* _PROBLEM DESCRIPTION_
Retype the material below. Keep every word exactly as it is.

* _EXTRACTED RECORDS_
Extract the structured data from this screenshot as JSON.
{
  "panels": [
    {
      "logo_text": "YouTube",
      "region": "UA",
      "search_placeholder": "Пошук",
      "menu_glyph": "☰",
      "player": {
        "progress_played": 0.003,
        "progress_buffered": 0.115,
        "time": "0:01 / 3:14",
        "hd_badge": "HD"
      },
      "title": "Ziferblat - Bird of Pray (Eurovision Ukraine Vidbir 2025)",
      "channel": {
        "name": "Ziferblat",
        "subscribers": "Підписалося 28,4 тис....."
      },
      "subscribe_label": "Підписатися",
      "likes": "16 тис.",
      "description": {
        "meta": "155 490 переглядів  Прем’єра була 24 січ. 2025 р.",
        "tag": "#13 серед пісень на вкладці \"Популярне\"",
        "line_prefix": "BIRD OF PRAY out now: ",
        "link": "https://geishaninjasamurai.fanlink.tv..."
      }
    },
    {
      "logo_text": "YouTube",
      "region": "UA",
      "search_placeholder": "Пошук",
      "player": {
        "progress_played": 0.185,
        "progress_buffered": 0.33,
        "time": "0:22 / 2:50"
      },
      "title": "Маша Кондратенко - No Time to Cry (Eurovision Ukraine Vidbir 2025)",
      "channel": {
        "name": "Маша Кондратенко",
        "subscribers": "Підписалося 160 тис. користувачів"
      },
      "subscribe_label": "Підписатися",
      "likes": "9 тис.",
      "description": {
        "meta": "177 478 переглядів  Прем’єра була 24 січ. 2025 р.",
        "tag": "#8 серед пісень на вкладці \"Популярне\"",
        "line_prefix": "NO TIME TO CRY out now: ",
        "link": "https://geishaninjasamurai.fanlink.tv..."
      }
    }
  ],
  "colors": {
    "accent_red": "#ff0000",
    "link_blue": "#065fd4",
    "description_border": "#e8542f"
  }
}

* _WRITTEN RESPONSE_
Extract the structured data from this screenshot as JSON.
{
  "panels": [
    {
      "logo_text": "YouTube",
      "region": "UA",
      "search_placeholder": "Пошук",
      "menu_glyph": "☰",
      "player": {
        "progress_played": 0.003,
        "progress_buffered": 0.115,
        "time": "0:01 / 3:14",
        "hd_badge": "HD"
      },
      "title": "Ziferblat - Bird of Pray (Eurovision Ukraine Vidbir 2025)",
      "channel": {
        "name": "Ziferblat",
        "subscribers": "Підписалося 28,4 тис....."
      },
      "subscribe_label": "Підписатися",
      "likes": "16 тис.",
      "description": {
        "meta": "155 490 переглядів  Прем’єра була 24 січ. 2025 р.",
        "tag": "#13 серед пісень на вкладці \"Популярне\"",
        "line_prefix": "BIRD OF PRAY out now: ",
        "link": "https://geishaninjasamurai.fanlink.tv..."
      }
    },
    {
      "logo_text": "YouTube",
      "region": "UA",
      "search_placeholder": "Пошук",
      "player": {
        "progress_played": 0.185,
        "progress_buffered": 0.33,
        "time": "0:22 / 2:50"
      },
      "title": "Маша Кондратенко - No Time to Cry (Eurovision Ukraine Vidbir 2025)",
      "channel": {
        "name": "Маша Кондратенко",
        "subscribers": "Підписалося 160 тис. користувачів"
      },
      "subscribe_label": "Підписатися",
      "likes": "9 тис.",
      "description": {
        "meta": "177 478 переглядів  Прем’єра була 24 січ. 2025 р.",
        "tag": "#8 серед пісень на вкладці \"Популярне\"",
        "line_prefix": "NO TIME TO CRY out now: ",
        "link": "https://geishaninjasamurai.fanlink.tv..."
      }
    }
  ],
  "colors": {
    "accent_red": "#ff0000",
    "link_blue": "#065fd4",
    "description_border": "#e8542f"
  }
}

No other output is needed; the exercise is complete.